→ OBJECTIVE: Retype each entry below, keeping every character the same.

(Stored records)
--------

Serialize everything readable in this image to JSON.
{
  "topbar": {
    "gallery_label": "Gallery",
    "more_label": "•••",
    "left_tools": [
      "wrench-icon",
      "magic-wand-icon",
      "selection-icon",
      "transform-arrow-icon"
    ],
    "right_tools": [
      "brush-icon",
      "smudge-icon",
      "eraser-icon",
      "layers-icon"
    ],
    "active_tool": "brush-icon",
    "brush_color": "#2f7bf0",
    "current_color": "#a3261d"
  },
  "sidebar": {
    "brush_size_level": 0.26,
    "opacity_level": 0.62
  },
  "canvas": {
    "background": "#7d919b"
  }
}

--------

→ ANSWER TO THIS TASK:
Serialize everything readable in this image to JSON.
{
  "topbar": {
    "gallery_label": "Gallery",
    "more_label": "•••",
    "left_tools": [
      "wrench-icon",
      "magic-wand-icon",
      "selection-icon",
      "transform-arrow-icon"
    ],
    "right_tools": [
      "brush-icon",
      "smudge-icon",
      "eraser-icon",
      "layers-icon"
    ],
    "active_tool": "brush-icon",
    "brush_color": "#2f7bf0",
    "current_color": "#a3261d"
  },
  "sidebar": {
    "brush_size_level": 0.26,
    "opacity_level": 0.62
  },
  "canvas": {
    "background": "#7d919b"
  }
}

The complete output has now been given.